#### Work to complete:
Every record below should be printed exactly as given.
[START Provided records]
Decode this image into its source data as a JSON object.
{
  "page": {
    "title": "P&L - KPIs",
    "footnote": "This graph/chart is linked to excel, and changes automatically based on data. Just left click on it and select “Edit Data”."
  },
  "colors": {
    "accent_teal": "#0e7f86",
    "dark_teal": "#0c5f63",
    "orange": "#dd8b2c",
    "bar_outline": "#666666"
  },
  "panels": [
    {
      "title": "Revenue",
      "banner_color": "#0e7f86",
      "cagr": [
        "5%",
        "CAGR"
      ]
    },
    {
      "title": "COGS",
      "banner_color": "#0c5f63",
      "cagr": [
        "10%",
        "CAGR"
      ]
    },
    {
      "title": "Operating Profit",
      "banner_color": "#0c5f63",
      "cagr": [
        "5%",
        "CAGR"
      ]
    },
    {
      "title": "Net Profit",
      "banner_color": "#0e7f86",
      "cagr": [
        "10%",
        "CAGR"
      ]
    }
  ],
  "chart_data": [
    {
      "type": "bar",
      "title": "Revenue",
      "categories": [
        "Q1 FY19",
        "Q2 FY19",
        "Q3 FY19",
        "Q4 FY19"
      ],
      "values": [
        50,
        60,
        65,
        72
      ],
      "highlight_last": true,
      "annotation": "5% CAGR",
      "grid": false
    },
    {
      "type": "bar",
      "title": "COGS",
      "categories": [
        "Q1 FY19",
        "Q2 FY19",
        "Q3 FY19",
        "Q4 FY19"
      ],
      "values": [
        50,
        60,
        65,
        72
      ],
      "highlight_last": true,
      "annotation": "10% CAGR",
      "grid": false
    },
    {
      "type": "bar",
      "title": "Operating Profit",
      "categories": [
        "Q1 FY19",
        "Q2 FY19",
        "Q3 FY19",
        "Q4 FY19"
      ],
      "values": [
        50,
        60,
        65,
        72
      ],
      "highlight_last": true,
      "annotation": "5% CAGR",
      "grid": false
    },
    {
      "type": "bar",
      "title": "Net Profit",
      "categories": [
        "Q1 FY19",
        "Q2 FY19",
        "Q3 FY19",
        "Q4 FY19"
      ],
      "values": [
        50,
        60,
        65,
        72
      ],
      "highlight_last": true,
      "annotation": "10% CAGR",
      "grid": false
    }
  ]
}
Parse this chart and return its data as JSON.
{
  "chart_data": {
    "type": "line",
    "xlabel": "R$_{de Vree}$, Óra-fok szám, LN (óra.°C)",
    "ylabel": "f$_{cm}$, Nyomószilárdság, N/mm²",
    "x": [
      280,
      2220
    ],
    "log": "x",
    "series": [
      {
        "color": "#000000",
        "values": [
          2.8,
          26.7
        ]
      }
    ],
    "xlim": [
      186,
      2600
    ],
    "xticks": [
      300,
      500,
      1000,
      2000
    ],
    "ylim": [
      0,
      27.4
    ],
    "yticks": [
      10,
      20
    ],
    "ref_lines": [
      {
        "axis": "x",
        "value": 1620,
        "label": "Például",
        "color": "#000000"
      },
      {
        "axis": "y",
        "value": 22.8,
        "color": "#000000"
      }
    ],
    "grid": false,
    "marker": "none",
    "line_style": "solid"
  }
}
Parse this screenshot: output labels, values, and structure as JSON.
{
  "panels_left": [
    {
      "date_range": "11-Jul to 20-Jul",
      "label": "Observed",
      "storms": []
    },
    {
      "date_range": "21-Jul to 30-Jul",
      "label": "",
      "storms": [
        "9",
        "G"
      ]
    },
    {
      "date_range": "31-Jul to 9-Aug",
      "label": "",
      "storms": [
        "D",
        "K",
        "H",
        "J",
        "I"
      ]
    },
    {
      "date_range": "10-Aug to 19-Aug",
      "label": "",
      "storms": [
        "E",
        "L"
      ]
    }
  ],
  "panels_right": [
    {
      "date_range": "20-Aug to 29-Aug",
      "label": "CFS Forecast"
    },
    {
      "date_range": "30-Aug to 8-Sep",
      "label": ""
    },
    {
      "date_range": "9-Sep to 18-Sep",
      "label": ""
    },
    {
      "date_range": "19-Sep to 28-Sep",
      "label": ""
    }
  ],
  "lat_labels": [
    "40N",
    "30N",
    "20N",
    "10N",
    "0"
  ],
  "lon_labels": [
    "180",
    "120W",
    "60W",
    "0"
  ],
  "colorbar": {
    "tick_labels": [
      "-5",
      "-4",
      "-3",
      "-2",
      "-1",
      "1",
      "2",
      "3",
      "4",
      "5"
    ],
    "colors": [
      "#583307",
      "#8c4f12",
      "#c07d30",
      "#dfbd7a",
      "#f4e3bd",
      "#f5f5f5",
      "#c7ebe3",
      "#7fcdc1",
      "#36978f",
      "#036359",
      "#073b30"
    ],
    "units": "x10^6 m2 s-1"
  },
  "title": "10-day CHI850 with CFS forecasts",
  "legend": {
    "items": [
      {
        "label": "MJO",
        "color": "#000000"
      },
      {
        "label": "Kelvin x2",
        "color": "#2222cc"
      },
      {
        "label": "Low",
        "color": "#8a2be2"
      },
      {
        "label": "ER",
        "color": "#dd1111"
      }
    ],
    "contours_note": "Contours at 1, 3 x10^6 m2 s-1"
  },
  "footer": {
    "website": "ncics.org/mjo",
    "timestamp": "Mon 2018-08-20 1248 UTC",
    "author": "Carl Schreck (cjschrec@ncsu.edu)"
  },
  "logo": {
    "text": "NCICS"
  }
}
[END Provided records]
#### Answer to the exercise:
Decode this image into its source data as a JSON object.
{
  "page": {
    "title": "P&L - KPIs",
    "footnote": "This graph/chart is linked to excel, and changes automatically based on data. Just left click on it and select “Edit Data”."
  },
  "colors": {
    "accent_teal": "#0e7f86",
    "dark_teal": "#0c5f63",
    "orange": "#dd8b2c",
    "bar_outline": "#666666"
  },
  "panels": [
    {
      "title": "Revenue",
      "banner_color": "#0e7f86",
      "cagr": [
        "5%",
        "CAGR"
      ]
    },
    {
      "title": "COGS",
      "banner_color": "#0c5f63",
      "cagr": [
        "10%",
        "CAGR"
      ]
    },
    {
      "title": "Operating Profit",
      "banner_color": "#0c5f63",
      "cagr": [
        "5%",
        "CAGR"
      ]
    },
    {
      "title": "Net Profit",
      "banner_color": "#0e7f86",
      "cagr": [
        "10%",
        "CAGR"
      ]
    }
  ],
  "chart_data": [
    {
      "type": "bar",
      "title": "Revenue",
      "categories": [
        "Q1 FY19",
        "Q2 FY19",
        "Q3 FY19",
        "Q4 FY19"
      ],
      "values": [
        50,
        60,
        65,
        72
      ],
      "highlight_last": true,
      "annotation": "5% CAGR",
      "grid": false
    },
    {
      "type": "bar",
      "title": "COGS",
      "categories": [
        "Q1 FY19",
        "Q2 FY19",
        "Q3 FY19",
        "Q4 FY19"
      ],
      "values": [
        50,
        60,
        65,
        72
      ],
      "highlight_last": true,
      "annotation": "10% CAGR",
      "grid": false
    },
    {
      "type": "bar",
      "title": "Operating Profit",
      "categories": [
        "Q1 FY19",
        "Q2 FY19",
        "Q3 FY19",
        "Q4 FY19"
      ],
      "values": [
        50,
        60,
        65,
        72
      ],
      "highlight_last": true,
      "annotation": "5% CAGR",
      "grid": false
    },
    {
      "type": "bar",
      "title": "Net Profit",
      "categories": [
        "Q1 FY19",
        "Q2 FY19",
        "Q3 FY19",
        "Q4 FY19"
      ],
      "values": [
        50,
        60,
        65,
        72
      ],
      "highlight_last": true,
      "annotation": "10% CAGR",
      "grid": false
    }
  ]
}
Parse this chart and return its data as JSON.
{
  "chart_data": {
    "type": "line",
    "xlabel": "R$_{de Vree}$, Óra-fok szám, LN (óra.°C)",
    "ylabel": "f$_{cm}$, Nyomószilárdság, N/mm²",
    "x": [
      280,
      2220
    ],
    "log": "x",
    "series": [
      {
        "color": "#000000",
        "values": [
          2.8,
          26.7
        ]
      }
    ],
    "xlim": [
      186,
      2600
    ],
    "xticks": [
      300,
      500,
      1000,
      2000
    ],
    "ylim": [
      0,
      27.4
    ],
    "yticks": [
      10,
      20
    ],
    "ref_lines": [
      {
        "axis": "x",
        "value": 1620,
        "label": "Például",
        "color": "#000000"
      },
      {
        "axis": "y",
        "value": 22.8,
        "color": "#000000"
      }
    ],
    "grid": false,
    "marker": "none",
    "line_style": "solid"
  }
}
Parse this screenshot: output labels, values, and structure as JSON.
{
  "panels_left": [
    {
      "date_range": "11-Jul to 20-Jul",
      "label": "Observed",
      "storms": []
    },
    {
      "date_range": "21-Jul to 30-Jul",
      "label": "",
      "storms": [
        "9",
        "G"
      ]
    },
    {
      "date_range": "31-Jul to 9-Aug",
      "label": "",
      "storms": [
        "D",
        "K",
        "H",
        "J",
        "I"
      ]
    },
    {
      "date_range": "10-Aug to 19-Aug",
      "label": "",
      "storms": [
        "E",
        "L"
      ]
    }
  ],
  "panels_right": [
    {
      "date_range": "20-Aug to 29-Aug",
      "label": "CFS Forecast"
    },
    {
      "date_range": "30-Aug to 8-Sep",
      "label": ""
    },
    {
      "date_range": "9-Sep to 18-Sep",
      "label": ""
    },
    {
      "date_range": "19-Sep to 28-Sep",
      "label": ""
    }
  ],
  "lat_labels": [
    "40N",
    "30N",
    "20N",
    "10N",
    "0"
  ],
  "lon_labels": [
    "180",
    "120W",
    "60W",
    "0"
  ],
  "colorbar": {
    "tick_labels": [
      "-5",
      "-4",
      "-3",
      "-2",
      "-1",
      "1",
      "2",
      "3",
      "4",
      "5"
    ],
    "colors": [
      "#583307",
      "#8c4f12",
      "#c07d30",
      "#dfbd7a",
      "#f4e3bd",
      "#f5f5f5",
      "#c7ebe3",
      "#7fcdc1",
      "#36978f",
      "#036359",
      "#073b30"
    ],
    "units": "x10^6 m2 s-1"
  },
  "title": "10-day CHI850 with CFS forecasts",
  "legend": {
    "items": [
      {
        "label": "MJO",
        "color": "#000000"
      },
      {
        "label": "Kelvin x2",
        "color": "#2222cc"
      },
      {
        "label": "Low",
        "color": "#8a2be2"
      },
      {
        "label": "ER",
        "color": "#dd1111"
      }
    ],
    "contours_note": "Contours at 1, 3 x10^6 m2 s-1"
  },
  "footer": {
    "website": "ncics.org/mjo",
    "timestamp": "Mon 2018-08-20 1248 UTC",
    "author": "Carl Schreck (cjschrec@ncsu.edu)"
  },
  "logo": {
    "text": "NCICS"
  }
}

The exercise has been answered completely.